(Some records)
+-------+
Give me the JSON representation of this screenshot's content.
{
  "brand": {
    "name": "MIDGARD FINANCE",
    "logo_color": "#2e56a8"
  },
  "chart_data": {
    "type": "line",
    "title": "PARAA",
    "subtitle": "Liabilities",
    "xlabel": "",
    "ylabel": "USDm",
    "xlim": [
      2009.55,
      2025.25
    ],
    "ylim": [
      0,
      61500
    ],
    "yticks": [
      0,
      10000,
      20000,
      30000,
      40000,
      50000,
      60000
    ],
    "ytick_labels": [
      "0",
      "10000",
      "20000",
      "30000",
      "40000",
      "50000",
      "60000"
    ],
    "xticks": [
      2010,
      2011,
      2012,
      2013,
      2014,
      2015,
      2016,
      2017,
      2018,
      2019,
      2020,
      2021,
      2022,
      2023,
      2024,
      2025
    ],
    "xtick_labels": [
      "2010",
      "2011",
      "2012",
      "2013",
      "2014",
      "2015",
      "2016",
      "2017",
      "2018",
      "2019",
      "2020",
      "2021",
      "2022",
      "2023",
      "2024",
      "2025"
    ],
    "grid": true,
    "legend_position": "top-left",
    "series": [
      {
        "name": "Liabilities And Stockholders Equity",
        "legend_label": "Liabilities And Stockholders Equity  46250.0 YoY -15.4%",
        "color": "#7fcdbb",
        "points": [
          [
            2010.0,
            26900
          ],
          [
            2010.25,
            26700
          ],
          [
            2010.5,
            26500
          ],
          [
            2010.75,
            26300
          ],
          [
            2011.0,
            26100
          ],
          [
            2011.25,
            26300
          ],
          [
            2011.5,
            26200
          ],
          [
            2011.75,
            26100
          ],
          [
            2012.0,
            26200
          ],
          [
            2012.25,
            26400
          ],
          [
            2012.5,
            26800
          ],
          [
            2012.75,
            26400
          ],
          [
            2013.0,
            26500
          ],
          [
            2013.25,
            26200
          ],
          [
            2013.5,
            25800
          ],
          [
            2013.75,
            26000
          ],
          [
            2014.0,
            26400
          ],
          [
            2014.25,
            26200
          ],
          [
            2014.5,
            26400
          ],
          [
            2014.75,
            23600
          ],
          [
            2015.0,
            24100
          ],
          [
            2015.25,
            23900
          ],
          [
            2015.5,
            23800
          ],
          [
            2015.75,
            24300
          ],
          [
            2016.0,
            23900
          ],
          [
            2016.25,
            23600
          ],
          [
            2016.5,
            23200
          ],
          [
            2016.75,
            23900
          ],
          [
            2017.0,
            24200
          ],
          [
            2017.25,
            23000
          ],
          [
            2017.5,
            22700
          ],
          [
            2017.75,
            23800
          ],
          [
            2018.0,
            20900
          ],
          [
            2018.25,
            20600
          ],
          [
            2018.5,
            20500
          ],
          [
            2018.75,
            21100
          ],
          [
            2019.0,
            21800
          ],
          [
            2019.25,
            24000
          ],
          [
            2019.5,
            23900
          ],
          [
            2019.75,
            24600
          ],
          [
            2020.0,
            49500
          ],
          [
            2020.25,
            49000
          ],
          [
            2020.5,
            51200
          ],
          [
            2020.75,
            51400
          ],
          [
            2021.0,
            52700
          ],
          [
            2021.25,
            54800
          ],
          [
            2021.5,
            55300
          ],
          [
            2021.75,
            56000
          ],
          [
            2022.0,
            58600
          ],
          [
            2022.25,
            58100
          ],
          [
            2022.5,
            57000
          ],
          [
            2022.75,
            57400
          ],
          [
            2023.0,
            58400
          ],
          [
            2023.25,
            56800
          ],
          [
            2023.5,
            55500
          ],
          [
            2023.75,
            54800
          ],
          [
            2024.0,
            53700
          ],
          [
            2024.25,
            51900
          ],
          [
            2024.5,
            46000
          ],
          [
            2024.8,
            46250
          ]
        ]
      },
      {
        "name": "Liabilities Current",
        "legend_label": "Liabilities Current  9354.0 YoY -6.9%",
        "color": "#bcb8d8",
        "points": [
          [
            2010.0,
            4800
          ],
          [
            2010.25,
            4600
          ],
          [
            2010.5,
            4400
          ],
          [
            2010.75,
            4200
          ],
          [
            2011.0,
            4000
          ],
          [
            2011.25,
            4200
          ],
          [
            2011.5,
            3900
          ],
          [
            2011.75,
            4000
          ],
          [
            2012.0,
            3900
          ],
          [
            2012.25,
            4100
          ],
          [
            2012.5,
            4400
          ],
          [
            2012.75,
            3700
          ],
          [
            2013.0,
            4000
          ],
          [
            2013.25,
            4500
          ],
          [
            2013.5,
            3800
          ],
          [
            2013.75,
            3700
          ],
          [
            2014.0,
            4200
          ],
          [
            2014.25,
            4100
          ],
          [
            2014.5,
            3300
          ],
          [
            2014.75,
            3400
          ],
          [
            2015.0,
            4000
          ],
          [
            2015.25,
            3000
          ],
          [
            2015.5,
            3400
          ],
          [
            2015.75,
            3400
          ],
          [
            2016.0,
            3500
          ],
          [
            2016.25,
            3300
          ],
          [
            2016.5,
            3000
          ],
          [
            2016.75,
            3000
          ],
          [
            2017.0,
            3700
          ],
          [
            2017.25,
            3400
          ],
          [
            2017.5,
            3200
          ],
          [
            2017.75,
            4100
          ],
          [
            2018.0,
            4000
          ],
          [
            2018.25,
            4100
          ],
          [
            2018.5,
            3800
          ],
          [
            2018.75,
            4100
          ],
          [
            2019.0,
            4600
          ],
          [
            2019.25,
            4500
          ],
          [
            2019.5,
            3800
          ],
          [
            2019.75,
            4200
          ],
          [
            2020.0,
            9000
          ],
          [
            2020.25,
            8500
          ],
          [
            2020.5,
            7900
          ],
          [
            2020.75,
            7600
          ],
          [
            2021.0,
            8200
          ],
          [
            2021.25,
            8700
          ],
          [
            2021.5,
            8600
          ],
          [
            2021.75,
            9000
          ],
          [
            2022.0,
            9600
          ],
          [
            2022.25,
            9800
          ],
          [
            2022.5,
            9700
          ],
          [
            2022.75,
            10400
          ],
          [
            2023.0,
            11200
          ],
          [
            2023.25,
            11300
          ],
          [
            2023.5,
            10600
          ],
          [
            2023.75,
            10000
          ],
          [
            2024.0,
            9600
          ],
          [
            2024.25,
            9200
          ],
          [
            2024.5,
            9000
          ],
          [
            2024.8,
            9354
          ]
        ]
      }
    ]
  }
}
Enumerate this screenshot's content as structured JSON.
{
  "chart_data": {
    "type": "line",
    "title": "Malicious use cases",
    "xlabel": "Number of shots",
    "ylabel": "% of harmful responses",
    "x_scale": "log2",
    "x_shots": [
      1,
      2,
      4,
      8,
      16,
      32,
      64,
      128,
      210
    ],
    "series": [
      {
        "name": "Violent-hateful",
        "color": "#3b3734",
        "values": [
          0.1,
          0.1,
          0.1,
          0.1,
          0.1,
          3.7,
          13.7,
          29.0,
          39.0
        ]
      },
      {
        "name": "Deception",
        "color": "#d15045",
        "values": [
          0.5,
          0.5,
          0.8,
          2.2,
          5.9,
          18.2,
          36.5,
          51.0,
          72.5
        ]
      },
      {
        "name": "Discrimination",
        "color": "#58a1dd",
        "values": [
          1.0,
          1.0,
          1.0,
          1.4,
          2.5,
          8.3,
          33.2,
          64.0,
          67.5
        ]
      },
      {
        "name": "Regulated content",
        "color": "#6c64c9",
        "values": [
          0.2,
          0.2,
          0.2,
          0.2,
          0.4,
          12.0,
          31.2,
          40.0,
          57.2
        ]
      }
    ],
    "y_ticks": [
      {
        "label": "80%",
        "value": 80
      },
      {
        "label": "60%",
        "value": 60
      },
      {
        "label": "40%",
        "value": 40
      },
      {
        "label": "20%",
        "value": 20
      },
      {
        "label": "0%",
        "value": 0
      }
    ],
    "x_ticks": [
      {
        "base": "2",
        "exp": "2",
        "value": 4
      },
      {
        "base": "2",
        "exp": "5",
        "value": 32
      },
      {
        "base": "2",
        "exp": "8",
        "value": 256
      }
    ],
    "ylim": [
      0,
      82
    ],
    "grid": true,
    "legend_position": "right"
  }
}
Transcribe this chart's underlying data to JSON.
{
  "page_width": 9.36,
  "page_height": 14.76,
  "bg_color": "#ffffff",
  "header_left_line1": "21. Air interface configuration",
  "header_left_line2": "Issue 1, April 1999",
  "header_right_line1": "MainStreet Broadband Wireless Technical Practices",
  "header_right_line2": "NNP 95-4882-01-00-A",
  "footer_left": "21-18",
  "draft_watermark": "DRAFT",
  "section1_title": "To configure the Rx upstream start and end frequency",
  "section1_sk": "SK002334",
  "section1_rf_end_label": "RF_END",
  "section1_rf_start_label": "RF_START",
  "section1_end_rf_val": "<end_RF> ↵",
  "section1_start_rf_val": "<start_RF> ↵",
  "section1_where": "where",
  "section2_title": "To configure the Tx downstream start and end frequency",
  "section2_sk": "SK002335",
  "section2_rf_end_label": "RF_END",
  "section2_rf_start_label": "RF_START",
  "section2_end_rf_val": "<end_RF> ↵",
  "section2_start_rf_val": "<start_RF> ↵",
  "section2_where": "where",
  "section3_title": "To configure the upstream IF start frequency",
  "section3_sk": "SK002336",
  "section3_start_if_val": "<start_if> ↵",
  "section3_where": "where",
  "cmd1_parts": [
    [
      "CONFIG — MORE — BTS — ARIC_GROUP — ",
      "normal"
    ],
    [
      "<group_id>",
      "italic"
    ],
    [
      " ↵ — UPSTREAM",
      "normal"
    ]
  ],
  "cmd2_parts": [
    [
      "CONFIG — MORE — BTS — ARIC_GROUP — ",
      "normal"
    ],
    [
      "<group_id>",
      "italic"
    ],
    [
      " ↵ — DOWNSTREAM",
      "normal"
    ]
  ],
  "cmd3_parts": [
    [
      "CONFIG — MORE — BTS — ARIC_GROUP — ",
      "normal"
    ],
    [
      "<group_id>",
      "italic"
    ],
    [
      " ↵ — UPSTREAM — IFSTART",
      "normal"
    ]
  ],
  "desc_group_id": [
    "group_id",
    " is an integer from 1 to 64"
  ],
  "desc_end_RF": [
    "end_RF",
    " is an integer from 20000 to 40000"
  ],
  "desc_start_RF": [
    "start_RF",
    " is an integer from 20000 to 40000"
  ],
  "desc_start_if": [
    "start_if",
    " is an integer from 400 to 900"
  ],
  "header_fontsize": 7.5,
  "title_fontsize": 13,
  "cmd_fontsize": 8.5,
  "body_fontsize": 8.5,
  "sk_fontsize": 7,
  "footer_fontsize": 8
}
+-------+
• [Goal]: Of the lines in the data, how many hold the string "Liabilities"? State the number, nothing else.

• [The reply]: 5